Exercise instructions> Gather every line of the entries that includes the word "quibus".

Provided data>
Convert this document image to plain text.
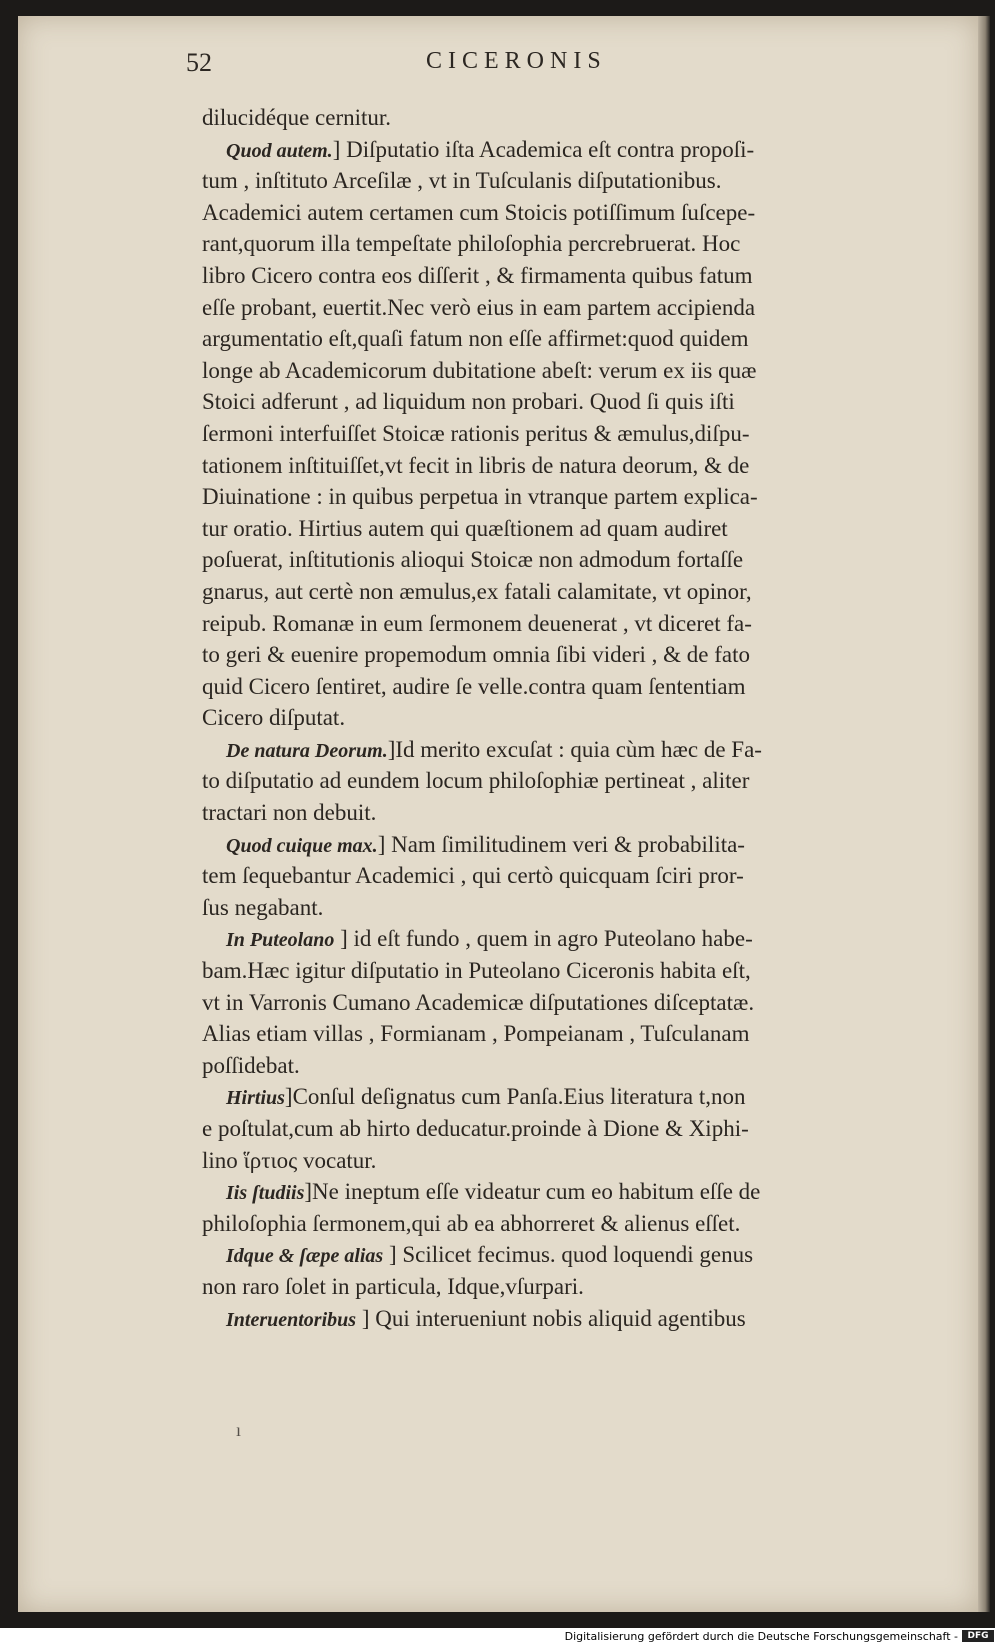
52	CICERONIS
dilucidéque cernitur.
Quod autem.] Diſputatio iſta Academica eſt contra propoſi-
tum , inſtituto Arceſilæ , vt in Tuſculanis diſputationibus.
Academici autem certamen cum Stoicis potiſſimum ſuſcepe-
rant,quorum illa tempeſtate philoſophia percrebruerat. Hoc
libro Cicero contra eos diſſerit , & firmamenta quibus fatum
eſſe probant, euertit.Nec verò eius in eam partem accipienda
argumentatio eſt,quaſi fatum non eſſe affirmet:quod quidem
longe ab Academicorum dubitatione abeſt: verum ex iis quæ
Stoici adferunt , ad liquidum non probari. Quod ſi quis iſti
ſermoni interfuiſſet Stoicæ rationis peritus & æmulus,diſpu-
tationem inſtituiſſet,vt fecit in libris de natura deorum, & de
Diuinatione : in quibus perpetua in vtranque partem explica-
tur oratio. Hirtius autem qui quæſtionem ad quam audiret
poſuerat, inſtitutionis alioqui Stoicæ non admodum fortaſſe
gnarus, aut certè non æmulus,ex fatali calamitate, vt opinor,
reipub. Romanæ in eum ſermonem deuenerat , vt diceret fa-
to geri & euenire propemodum omnia ſibi videri , & de fato
quid Cicero ſentiret, audire ſe velle.contra quam ſententiam
Cicero diſputat.
De natura Deorum.]Id merito excuſat : quia cùm hæc de Fa-
to diſputatio ad eundem locum philoſophiæ pertineat , aliter
tractari non debuit.
Quod cuique max.] Nam ſimilitudinem veri & probabilita-
tem ſequebantur Academici , qui certò quicquam ſciri pror-
ſus negabant.
In Puteolano ] id eſt fundo , quem in agro Puteolano habe-
bam.Hæc igitur diſputatio in Puteolano Ciceronis habita eſt,
vt in Varronis Cumano Academicæ diſputationes diſceptatæ.
Alias etiam villas , Formianam , Pompeianam , Tuſculanam
poſſidebat.
Hirtius]Conſul deſignatus cum Panſa.Eius literatura t,non
e poſtulat,cum ab hirto deducatur.proinde à Dione & Xiphi-
lino ἵρτιος vocatur.
Iis ſtudiis]Ne ineptum eſſe videatur cum eo habitum eſſe de
philoſophia ſermonem,qui ab ea abhorreret & alienus eſſet.
Idque & ſæpe alias ] Scilicet fecimus. quod loquendi genus
non raro ſolet in particula, Idque,vſurpari.
Interuentoribus ] Qui interueniunt nobis aliquid agentibus
ı
Digitalisierung gefördert durch die Deutsche Forschungsgemeinschaft -	DFG
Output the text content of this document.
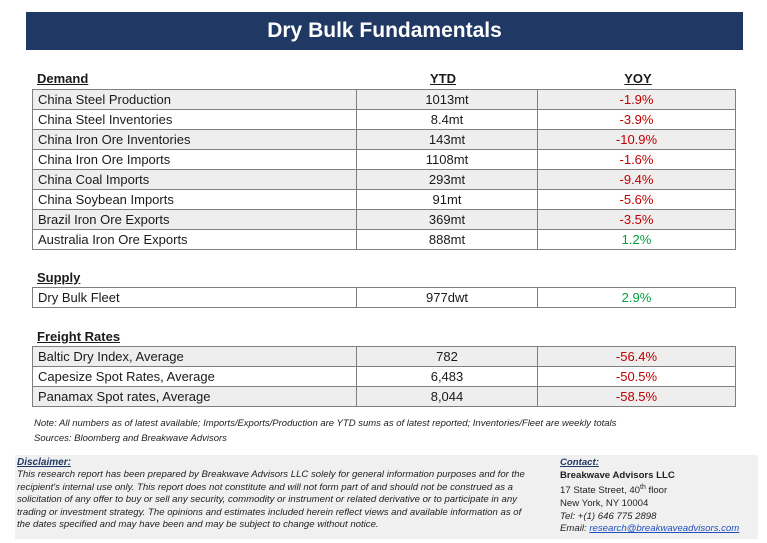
Dry Bulk Fundamentals
Demand	YTD	YOY
China Steel Production	1013mt	-1.9%
China Steel Inventories	8.4mt	-3.9%
China Iron Ore Inventories	143mt	-10.9%
China Iron Ore Imports	1108mt	-1.6%
China Coal Imports	293mt	-9.4%
China Soybean Imports	91mt	-5.6%
Brazil Iron Ore Exports	369mt	-3.5%
Australia Iron Ore Exports	888mt	1.2%
Supply
Dry Bulk Fleet	977dwt	2.9%
Freight Rates
Baltic Dry Index, Average	782	-56.4%
Capesize Spot Rates, Average	6,483	-50.5%
Panamax Spot rates, Average	8,044	-58.5%
Note: All numbers as of latest available; Imports/Exports/Production are YTD sums as of latest reported; Inventories/Fleet are weekly totals
Sources: Bloomberg and Breakwave Advisors
Disclaimer:
This research report has been prepared by Breakwave Advisors LLC solely for general information purposes and for the
recipient's internal use only. This report does not constitute and will not form part of and should not be construed as a
solicitation of any offer to buy or sell any security, commodity or instrument or related derivative or to participate in any
trading or investment strategy. The opinions and estimates included herein reflect views and available information as of
the dates specified and may have been and may be subject to change without notice.
Contact:
Breakwave Advisors LLC
17 State Street, 40th floor
New York, NY 10004
Tel: +(1) 646 775 2898
Email: research@breakwaveadvisors.com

Correct result>
libro Cicero contra eos diſſerit , & firmamenta quibus fatum
Diuinatione : in quibus perpetua in vtranque partem explica-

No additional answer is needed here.